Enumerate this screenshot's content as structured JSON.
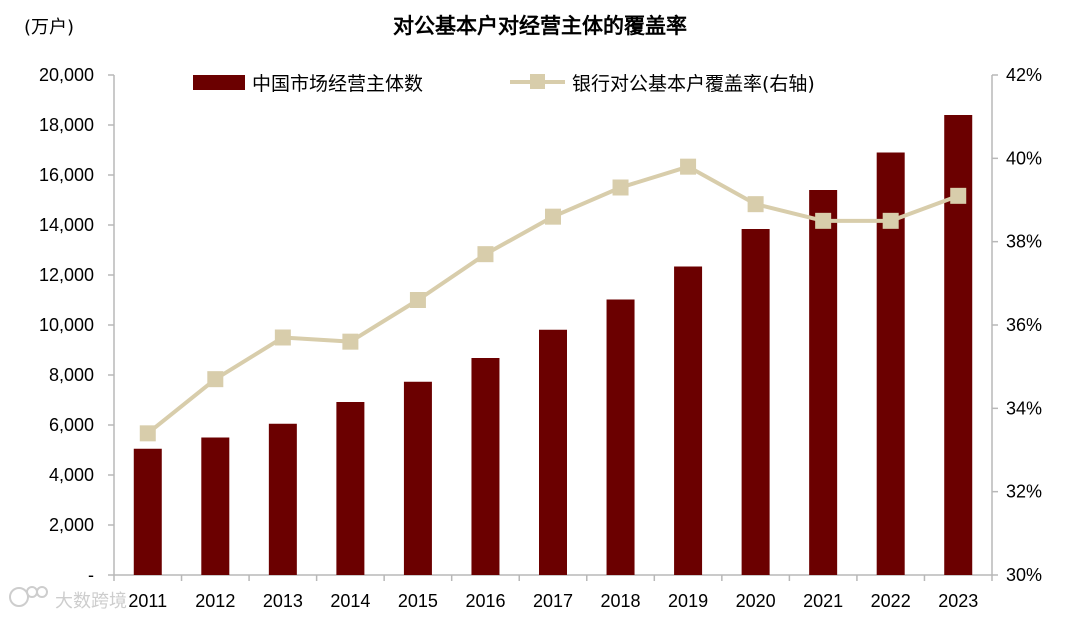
{
  "chart_data": {
    "type": "bar",
    "title": "对公基本户对经营主体的覆盖率",
    "unit_label": "(万户)",
    "categories": [
      "2011",
      "2012",
      "2013",
      "2014",
      "2015",
      "2016",
      "2017",
      "2018",
      "2019",
      "2020",
      "2021",
      "2022",
      "2023"
    ],
    "series": [
      {
        "name": "中国市场经营主体数",
        "type": "bar",
        "axis": "left",
        "color": "#6b0000",
        "values": [
          5050,
          5500,
          6050,
          6920,
          7730,
          8680,
          9810,
          11020,
          12340,
          13840,
          15400,
          16900,
          18400
        ]
      },
      {
        "name": "银行对公基本户覆盖率(右轴)",
        "type": "line",
        "axis": "right",
        "color": "#d8cdab",
        "values": [
          33.4,
          34.7,
          35.7,
          35.6,
          36.6,
          37.7,
          38.6,
          39.3,
          39.8,
          38.9,
          38.5,
          38.5,
          39.1
        ]
      }
    ],
    "y_left": {
      "min": 0,
      "max": 20000,
      "step": 2000,
      "tick_labels": [
        "-",
        "2,000",
        "4,000",
        "6,000",
        "8,000",
        "10,000",
        "12,000",
        "14,000",
        "16,000",
        "18,000",
        "20,000"
      ]
    },
    "y_right": {
      "min": 30,
      "max": 42,
      "step": 2,
      "tick_labels": [
        "30%",
        "32%",
        "34%",
        "36%",
        "38%",
        "40%",
        "42%"
      ]
    },
    "grid": false,
    "legend_position": "top"
  },
  "watermark": {
    "icon": "logo-icon",
    "text": "大数跨境"
  }
}
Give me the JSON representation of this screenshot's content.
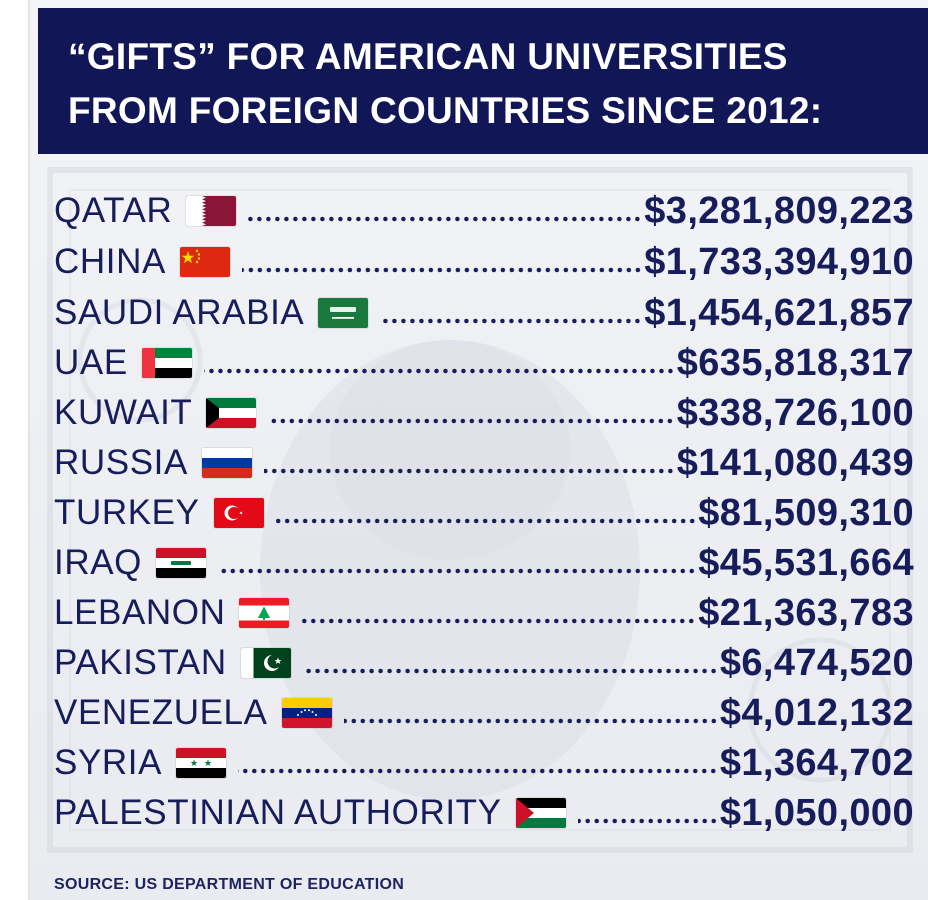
{
  "header": {
    "title_line1": "“GIFTS” FOR AMERICAN UNIVERSITIES",
    "title_line2": "FROM FOREIGN COUNTRIES SINCE 2012:"
  },
  "colors": {
    "banner": "#111756",
    "text": "#171c5a"
  },
  "rows": [
    {
      "country": "QATAR",
      "amount": "$3,281,809,223",
      "flag_icon": "qatar-flag-icon"
    },
    {
      "country": "CHINA",
      "amount": "$1,733,394,910",
      "flag_icon": "china-flag-icon"
    },
    {
      "country": "SAUDI ARABIA",
      "amount": "$1,454,621,857",
      "flag_icon": "saudi-arabia-flag-icon"
    },
    {
      "country": "UAE",
      "amount": "$635,818,317",
      "flag_icon": "uae-flag-icon"
    },
    {
      "country": "KUWAIT",
      "amount": "$338,726,100",
      "flag_icon": "kuwait-flag-icon"
    },
    {
      "country": "RUSSIA",
      "amount": "$141,080,439",
      "flag_icon": "russia-flag-icon"
    },
    {
      "country": "TURKEY",
      "amount": "$81,509,310",
      "flag_icon": "turkey-flag-icon"
    },
    {
      "country": "IRAQ",
      "amount": "$45,531,664",
      "flag_icon": "iraq-flag-icon"
    },
    {
      "country": "LEBANON",
      "amount": "$21,363,783",
      "flag_icon": "lebanon-flag-icon"
    },
    {
      "country": "PAKISTAN",
      "amount": "$6,474,520",
      "flag_icon": "pakistan-flag-icon"
    },
    {
      "country": "VENEZUELA",
      "amount": "$4,012,132",
      "flag_icon": "venezuela-flag-icon"
    },
    {
      "country": "SYRIA",
      "amount": "$1,364,702",
      "flag_icon": "syria-flag-icon"
    },
    {
      "country": "PALESTINIAN AUTHORITY",
      "amount": "$1,050,000",
      "flag_icon": "palestine-flag-icon"
    }
  ],
  "footer": {
    "source": "SOURCE: US DEPARTMENT OF EDUCATION"
  }
}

### What the task asks
Each line in the records above should be reproduced exactly; images are not copied.

### Output
Enumerate this screenshot's content as structured JSON.
{
  "chart_data": {
    "type": "bar",
    "title": "对公基本户对经营主体的覆盖率",
    "unit_label": "(万户)",
    "categories": [
      "2011",
      "2012",
      "2013",
      "2014",
      "2015",
      "2016",
      "2017",
      "2018",
      "2019",
      "2020",
      "2021",
      "2022",
      "2023"
    ],
    "series": [
      {
        "name": "中国市场经营主体数",
        "type": "bar",
        "axis": "left",
        "color": "#6b0000",
        "values": [
          5050,
          5500,
          6050,
          6920,
          7730,
          8680,
          9810,
          11020,
          12340,
          13840,
          15400,
          16900,
          18400
        ]
      },
      {
        "name": "银行对公基本户覆盖率(右轴)",
        "type": "line",
        "axis": "right",
        "color": "#d8cdab",
        "values": [
          33.4,
          34.7,
          35.7,
          35.6,
          36.6,
          37.7,
          38.6,
          39.3,
          39.8,
          38.9,
          38.5,
          38.5,
          39.1
        ]
      }
    ],
    "y_left": {
      "min": 0,
      "max": 20000,
      "step": 2000,
      "tick_labels": [
        "-",
        "2,000",
        "4,000",
        "6,000",
        "8,000",
        "10,000",
        "12,000",
        "14,000",
        "16,000",
        "18,000",
        "20,000"
      ]
    },
    "y_right": {
      "min": 30,
      "max": 42,
      "step": 2,
      "tick_labels": [
        "30%",
        "32%",
        "34%",
        "36%",
        "38%",
        "40%",
        "42%"
      ]
    },
    "grid": false,
    "legend_position": "top"
  },
  "watermark": {
    "icon": "logo-icon",
    "text": "大数跨境"
  }
}
Give me the JSON representation of this screenshot's content.
{
  "header": {
    "title_line1": "“GIFTS” FOR AMERICAN UNIVERSITIES",
    "title_line2": "FROM FOREIGN COUNTRIES SINCE 2012:"
  },
  "colors": {
    "banner": "#111756",
    "text": "#171c5a"
  },
  "rows": [
    {
      "country": "QATAR",
      "amount": "$3,281,809,223",
      "flag_icon": "qatar-flag-icon"
    },
    {
      "country": "CHINA",
      "amount": "$1,733,394,910",
      "flag_icon": "china-flag-icon"
    },
    {
      "country": "SAUDI ARABIA",
      "amount": "$1,454,621,857",
      "flag_icon": "saudi-arabia-flag-icon"
    },
    {
      "country": "UAE",
      "amount": "$635,818,317",
      "flag_icon": "uae-flag-icon"
    },
    {
      "country": "KUWAIT",
      "amount": "$338,726,100",
      "flag_icon": "kuwait-flag-icon"
    },
    {
      "country": "RUSSIA",
      "amount": "$141,080,439",
      "flag_icon": "russia-flag-icon"
    },
    {
      "country": "TURKEY",
      "amount": "$81,509,310",
      "flag_icon": "turkey-flag-icon"
    },
    {
      "country": "IRAQ",
      "amount": "$45,531,664",
      "flag_icon": "iraq-flag-icon"
    },
    {
      "country": "LEBANON",
      "amount": "$21,363,783",
      "flag_icon": "lebanon-flag-icon"
    },
    {
      "country": "PAKISTAN",
      "amount": "$6,474,520",
      "flag_icon": "pakistan-flag-icon"
    },
    {
      "country": "VENEZUELA",
      "amount": "$4,012,132",
      "flag_icon": "venezuela-flag-icon"
    },
    {
      "country": "SYRIA",
      "amount": "$1,364,702",
      "flag_icon": "syria-flag-icon"
    },
    {
      "country": "PALESTINIAN AUTHORITY",
      "amount": "$1,050,000",
      "flag_icon": "palestine-flag-icon"
    }
  ],
  "footer": {
    "source": "SOURCE: US DEPARTMENT OF EDUCATION"
  }
}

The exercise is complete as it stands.